Compute the number of lines that include the string "современных", then output that number and nothing else.

Collected data entries:
========

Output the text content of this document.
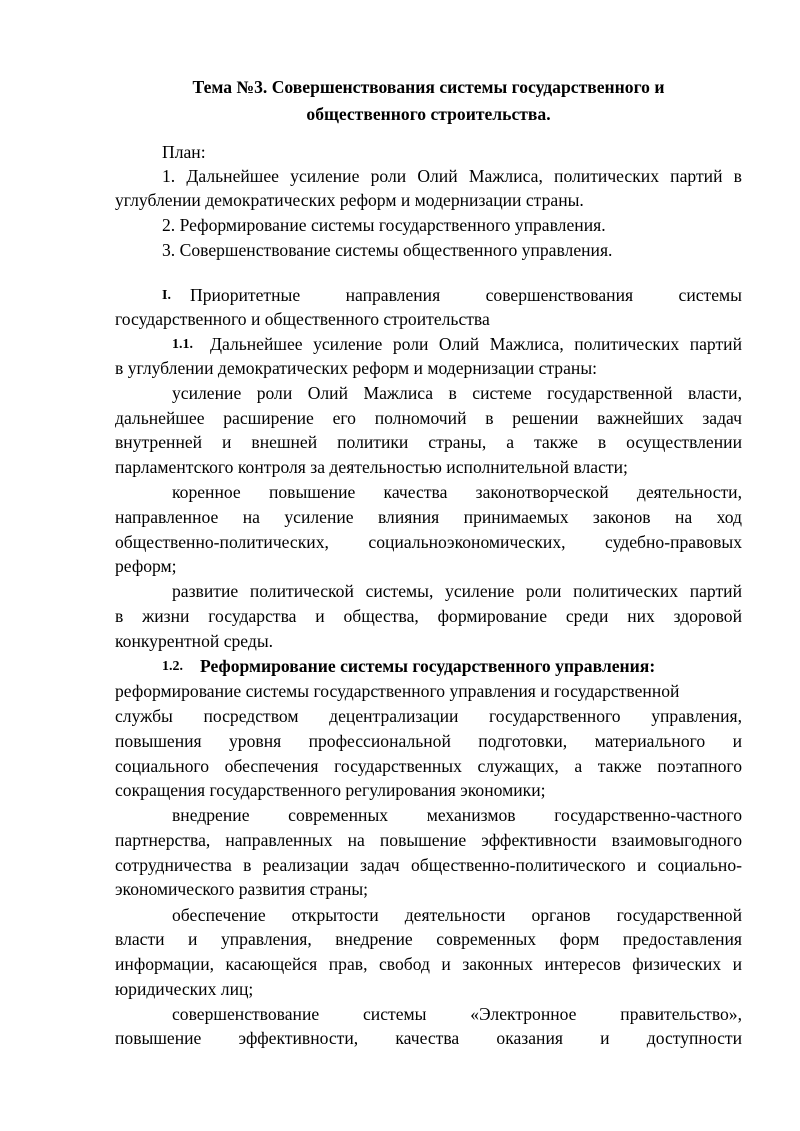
Тема №3. Совершенствования системы государственного и
общественного строительства.
План:
1. Дальнейшее усиление роли Олий Мажлиса, политических партий в
углублении демократических реформ и модернизации страны.
2. Реформирование системы государственного управления.
3. Совершенствование системы общественного управления.
I. Приоритетные направления совершенствования системы
государственного и общественного строительства
1.1. Дальнейшее усиление роли Олий Мажлиса, политических партий
в углублении демократических реформ и модернизации страны:
усиление роли Олий Мажлиса в системе государственной власти,
дальнейшее расширение его полномочий в решении важнейших задач
внутренней и внешней политики страны, а также в осуществлении
парламентского контроля за деятельностью исполнительной власти;
коренное повышение качества законотворческой деятельности,
направленное на усиление влияния принимаемых законов на ход
общественно-политических, социальноэкономических, судебно-правовых
реформ;
развитие политической системы, усиление роли политических партий
в жизни государства и общества, формирование среди них здоровой
конкурентной среды.
1.2. Реформирование системы государственного управления:
реформирование системы государственного управления и государственной
службы посредством децентрализации государственного управления,
повышения уровня профессиональной подготовки, материального и
социального обеспечения государственных служащих, а также поэтапного
сокращения государственного регулирования экономики;
внедрение современных механизмов государственно-частного
партнерства, направленных на повышение эффективности взаимовыгодного
сотрудничества в реализации задач общественно-политического и социально-
экономического развития страны;
обеспечение открытости деятельности органов государственной
власти и управления, внедрение современных форм предоставления
информации, касающейся прав, свобод и законных интересов физических и
юридических лиц;
совершенствование системы «Электронное правительство»,
повышение эффективности, качества оказания и доступности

========

Task output:
2